DO THIS.
Give back each entry unchanged, minus pictures.

*** ENTRIES PROVIDED ***

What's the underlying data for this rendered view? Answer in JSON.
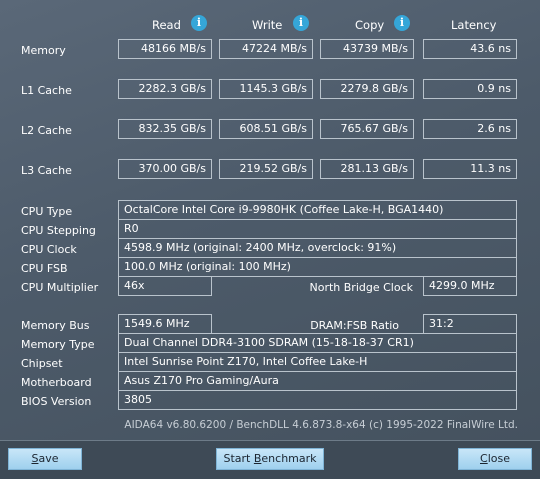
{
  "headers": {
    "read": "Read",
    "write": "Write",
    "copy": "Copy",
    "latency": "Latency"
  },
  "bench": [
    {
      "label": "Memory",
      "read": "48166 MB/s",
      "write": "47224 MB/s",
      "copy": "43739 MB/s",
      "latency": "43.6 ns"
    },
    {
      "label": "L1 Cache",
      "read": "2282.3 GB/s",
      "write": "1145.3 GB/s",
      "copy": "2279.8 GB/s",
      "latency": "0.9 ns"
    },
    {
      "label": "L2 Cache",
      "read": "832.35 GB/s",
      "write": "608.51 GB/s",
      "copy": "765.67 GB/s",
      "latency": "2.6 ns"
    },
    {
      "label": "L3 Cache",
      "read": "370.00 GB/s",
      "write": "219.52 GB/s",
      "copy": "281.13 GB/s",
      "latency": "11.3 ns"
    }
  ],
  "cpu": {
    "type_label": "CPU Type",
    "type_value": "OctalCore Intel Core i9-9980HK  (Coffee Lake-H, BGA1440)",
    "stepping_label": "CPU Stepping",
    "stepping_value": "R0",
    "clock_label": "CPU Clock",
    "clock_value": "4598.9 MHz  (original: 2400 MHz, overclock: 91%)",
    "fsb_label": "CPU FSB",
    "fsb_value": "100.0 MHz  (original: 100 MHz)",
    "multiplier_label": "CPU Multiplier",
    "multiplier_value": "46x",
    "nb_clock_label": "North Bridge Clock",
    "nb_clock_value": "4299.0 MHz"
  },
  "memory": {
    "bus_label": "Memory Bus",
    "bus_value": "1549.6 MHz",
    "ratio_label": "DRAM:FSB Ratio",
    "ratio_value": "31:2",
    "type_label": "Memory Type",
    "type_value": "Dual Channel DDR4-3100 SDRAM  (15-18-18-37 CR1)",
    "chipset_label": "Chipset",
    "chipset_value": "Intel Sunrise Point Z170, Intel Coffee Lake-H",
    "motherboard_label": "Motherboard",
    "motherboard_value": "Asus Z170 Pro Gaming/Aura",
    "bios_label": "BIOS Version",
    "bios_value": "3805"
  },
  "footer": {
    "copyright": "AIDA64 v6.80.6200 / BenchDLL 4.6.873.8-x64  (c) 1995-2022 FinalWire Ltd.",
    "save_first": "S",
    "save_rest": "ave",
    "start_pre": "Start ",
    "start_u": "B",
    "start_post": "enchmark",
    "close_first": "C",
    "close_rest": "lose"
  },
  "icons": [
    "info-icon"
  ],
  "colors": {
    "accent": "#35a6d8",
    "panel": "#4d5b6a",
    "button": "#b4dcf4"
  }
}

***

OUTPUT FOR THIS TASK.
What's the underlying data for this rendered view? Answer in JSON.
{
  "headers": {
    "read": "Read",
    "write": "Write",
    "copy": "Copy",
    "latency": "Latency"
  },
  "bench": [
    {
      "label": "Memory",
      "read": "48166 MB/s",
      "write": "47224 MB/s",
      "copy": "43739 MB/s",
      "latency": "43.6 ns"
    },
    {
      "label": "L1 Cache",
      "read": "2282.3 GB/s",
      "write": "1145.3 GB/s",
      "copy": "2279.8 GB/s",
      "latency": "0.9 ns"
    },
    {
      "label": "L2 Cache",
      "read": "832.35 GB/s",
      "write": "608.51 GB/s",
      "copy": "765.67 GB/s",
      "latency": "2.6 ns"
    },
    {
      "label": "L3 Cache",
      "read": "370.00 GB/s",
      "write": "219.52 GB/s",
      "copy": "281.13 GB/s",
      "latency": "11.3 ns"
    }
  ],
  "cpu": {
    "type_label": "CPU Type",
    "type_value": "OctalCore Intel Core i9-9980HK  (Coffee Lake-H, BGA1440)",
    "stepping_label": "CPU Stepping",
    "stepping_value": "R0",
    "clock_label": "CPU Clock",
    "clock_value": "4598.9 MHz  (original: 2400 MHz, overclock: 91%)",
    "fsb_label": "CPU FSB",
    "fsb_value": "100.0 MHz  (original: 100 MHz)",
    "multiplier_label": "CPU Multiplier",
    "multiplier_value": "46x",
    "nb_clock_label": "North Bridge Clock",
    "nb_clock_value": "4299.0 MHz"
  },
  "memory": {
    "bus_label": "Memory Bus",
    "bus_value": "1549.6 MHz",
    "ratio_label": "DRAM:FSB Ratio",
    "ratio_value": "31:2",
    "type_label": "Memory Type",
    "type_value": "Dual Channel DDR4-3100 SDRAM  (15-18-18-37 CR1)",
    "chipset_label": "Chipset",
    "chipset_value": "Intel Sunrise Point Z170, Intel Coffee Lake-H",
    "motherboard_label": "Motherboard",
    "motherboard_value": "Asus Z170 Pro Gaming/Aura",
    "bios_label": "BIOS Version",
    "bios_value": "3805"
  },
  "footer": {
    "copyright": "AIDA64 v6.80.6200 / BenchDLL 4.6.873.8-x64  (c) 1995-2022 FinalWire Ltd.",
    "save_first": "S",
    "save_rest": "ave",
    "start_pre": "Start ",
    "start_u": "B",
    "start_post": "enchmark",
    "close_first": "C",
    "close_rest": "lose"
  },
  "icons": [
    "info-icon"
  ],
  "colors": {
    "accent": "#35a6d8",
    "panel": "#4d5b6a",
    "button": "#b4dcf4"
  }
}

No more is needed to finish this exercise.